--- Start GIVEN INFORMATION ---

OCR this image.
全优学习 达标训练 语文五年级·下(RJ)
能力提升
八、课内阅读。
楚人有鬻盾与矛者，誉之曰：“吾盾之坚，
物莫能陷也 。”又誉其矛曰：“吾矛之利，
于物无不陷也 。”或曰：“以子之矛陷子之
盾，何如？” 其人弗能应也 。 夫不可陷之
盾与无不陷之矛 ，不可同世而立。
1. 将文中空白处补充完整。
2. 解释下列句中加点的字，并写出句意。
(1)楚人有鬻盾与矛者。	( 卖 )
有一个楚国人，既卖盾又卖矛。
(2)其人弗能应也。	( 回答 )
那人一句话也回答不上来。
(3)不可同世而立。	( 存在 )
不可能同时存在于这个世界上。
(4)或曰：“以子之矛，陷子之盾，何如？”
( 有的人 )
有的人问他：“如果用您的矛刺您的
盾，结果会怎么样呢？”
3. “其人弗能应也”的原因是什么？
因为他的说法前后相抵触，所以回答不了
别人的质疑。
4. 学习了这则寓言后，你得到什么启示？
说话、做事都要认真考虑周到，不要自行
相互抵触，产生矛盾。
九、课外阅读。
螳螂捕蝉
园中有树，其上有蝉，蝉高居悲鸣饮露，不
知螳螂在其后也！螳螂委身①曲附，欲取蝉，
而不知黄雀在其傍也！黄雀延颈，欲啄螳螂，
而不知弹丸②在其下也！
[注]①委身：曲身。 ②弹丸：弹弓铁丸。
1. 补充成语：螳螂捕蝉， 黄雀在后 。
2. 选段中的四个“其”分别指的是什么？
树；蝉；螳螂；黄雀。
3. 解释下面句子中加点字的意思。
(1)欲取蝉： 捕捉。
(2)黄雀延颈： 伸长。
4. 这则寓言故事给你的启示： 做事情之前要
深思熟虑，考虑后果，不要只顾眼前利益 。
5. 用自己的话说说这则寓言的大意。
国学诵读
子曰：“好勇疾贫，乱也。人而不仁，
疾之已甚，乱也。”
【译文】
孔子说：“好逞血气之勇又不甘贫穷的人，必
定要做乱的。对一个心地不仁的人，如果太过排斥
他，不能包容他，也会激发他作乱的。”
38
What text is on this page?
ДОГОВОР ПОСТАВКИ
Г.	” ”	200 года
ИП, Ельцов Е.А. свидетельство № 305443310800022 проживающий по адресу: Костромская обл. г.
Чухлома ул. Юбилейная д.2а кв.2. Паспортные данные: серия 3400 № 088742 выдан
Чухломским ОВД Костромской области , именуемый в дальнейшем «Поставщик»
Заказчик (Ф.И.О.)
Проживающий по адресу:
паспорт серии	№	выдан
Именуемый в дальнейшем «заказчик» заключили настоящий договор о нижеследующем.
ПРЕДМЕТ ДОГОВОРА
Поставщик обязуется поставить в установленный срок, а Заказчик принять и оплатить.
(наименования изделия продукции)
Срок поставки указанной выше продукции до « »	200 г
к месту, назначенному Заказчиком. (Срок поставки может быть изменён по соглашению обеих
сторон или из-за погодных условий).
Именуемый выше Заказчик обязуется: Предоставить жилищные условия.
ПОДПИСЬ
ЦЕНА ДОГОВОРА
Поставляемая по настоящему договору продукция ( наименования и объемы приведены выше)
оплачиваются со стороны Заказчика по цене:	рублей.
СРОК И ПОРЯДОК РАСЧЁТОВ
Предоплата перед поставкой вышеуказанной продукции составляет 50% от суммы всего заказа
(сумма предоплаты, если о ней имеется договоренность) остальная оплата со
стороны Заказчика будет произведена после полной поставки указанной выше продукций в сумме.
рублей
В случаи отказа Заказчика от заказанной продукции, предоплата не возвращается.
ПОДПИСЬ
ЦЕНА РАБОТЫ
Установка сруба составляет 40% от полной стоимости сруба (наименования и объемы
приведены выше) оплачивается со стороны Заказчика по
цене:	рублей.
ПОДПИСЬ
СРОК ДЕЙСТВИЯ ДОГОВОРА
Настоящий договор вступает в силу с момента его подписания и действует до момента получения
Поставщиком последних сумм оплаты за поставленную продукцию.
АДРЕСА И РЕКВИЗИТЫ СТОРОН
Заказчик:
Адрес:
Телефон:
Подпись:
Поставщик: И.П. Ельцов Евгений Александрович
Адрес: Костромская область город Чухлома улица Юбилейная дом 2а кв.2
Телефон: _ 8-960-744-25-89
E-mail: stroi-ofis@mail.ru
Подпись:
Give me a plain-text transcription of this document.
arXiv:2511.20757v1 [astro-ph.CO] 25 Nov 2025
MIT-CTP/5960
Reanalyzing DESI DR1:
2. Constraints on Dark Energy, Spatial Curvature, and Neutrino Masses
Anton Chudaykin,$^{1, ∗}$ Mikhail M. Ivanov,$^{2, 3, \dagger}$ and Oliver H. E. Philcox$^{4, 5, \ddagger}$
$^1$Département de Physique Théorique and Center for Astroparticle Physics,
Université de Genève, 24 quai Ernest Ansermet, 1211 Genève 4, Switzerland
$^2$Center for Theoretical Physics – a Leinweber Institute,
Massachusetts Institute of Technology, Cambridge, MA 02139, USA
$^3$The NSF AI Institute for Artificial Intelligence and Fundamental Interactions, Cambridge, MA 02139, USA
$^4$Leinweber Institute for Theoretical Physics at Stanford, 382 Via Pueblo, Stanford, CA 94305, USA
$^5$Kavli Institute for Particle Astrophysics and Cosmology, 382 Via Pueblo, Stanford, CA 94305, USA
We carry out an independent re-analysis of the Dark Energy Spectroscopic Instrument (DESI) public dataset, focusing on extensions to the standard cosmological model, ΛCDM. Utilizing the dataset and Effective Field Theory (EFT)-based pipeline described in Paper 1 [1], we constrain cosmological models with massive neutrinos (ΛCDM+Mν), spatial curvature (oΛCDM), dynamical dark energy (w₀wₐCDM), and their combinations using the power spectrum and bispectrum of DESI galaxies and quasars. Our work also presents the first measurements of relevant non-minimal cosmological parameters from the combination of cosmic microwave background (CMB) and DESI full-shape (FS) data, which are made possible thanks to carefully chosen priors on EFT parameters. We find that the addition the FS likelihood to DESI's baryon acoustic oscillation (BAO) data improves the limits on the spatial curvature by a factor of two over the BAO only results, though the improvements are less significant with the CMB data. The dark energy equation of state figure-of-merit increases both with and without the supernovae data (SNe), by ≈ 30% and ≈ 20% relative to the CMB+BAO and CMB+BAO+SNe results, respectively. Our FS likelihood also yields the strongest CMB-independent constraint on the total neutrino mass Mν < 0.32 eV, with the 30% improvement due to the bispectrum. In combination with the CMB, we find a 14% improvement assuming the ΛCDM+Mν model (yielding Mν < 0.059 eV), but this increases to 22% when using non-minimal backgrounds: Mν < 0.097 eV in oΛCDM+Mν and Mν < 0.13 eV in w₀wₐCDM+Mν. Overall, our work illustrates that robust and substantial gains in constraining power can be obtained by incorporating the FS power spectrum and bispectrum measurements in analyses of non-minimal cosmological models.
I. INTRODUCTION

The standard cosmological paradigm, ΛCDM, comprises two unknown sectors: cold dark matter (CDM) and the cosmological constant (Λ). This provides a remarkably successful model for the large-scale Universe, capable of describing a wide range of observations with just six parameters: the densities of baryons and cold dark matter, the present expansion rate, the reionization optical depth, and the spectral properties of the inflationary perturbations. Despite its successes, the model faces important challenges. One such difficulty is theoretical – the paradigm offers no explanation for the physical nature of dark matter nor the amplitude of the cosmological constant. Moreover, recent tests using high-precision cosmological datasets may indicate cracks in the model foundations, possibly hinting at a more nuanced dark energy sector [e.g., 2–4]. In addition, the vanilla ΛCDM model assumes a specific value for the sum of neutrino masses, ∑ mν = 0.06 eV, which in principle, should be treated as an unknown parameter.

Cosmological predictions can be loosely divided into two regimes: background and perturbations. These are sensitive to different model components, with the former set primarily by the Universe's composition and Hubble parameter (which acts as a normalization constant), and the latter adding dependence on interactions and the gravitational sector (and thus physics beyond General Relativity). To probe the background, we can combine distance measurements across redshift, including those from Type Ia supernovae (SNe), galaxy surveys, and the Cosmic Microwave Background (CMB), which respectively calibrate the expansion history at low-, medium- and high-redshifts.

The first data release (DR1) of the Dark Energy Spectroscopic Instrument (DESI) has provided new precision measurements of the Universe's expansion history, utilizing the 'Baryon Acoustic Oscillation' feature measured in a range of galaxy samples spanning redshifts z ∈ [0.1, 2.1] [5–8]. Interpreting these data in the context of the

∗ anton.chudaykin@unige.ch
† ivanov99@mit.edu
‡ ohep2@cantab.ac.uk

--- End GIVEN INFORMATION ---

WORK TO DO
Pick out each line containing "Юбилейная" and report it.

REPLY
Чухлома ул. Юбилейная д.2а кв.2. Паспортные данные: серия 3400 № 088742 выдан
Адрес: Костромская область город Чухлома улица Юбилейная дом 2а кв.2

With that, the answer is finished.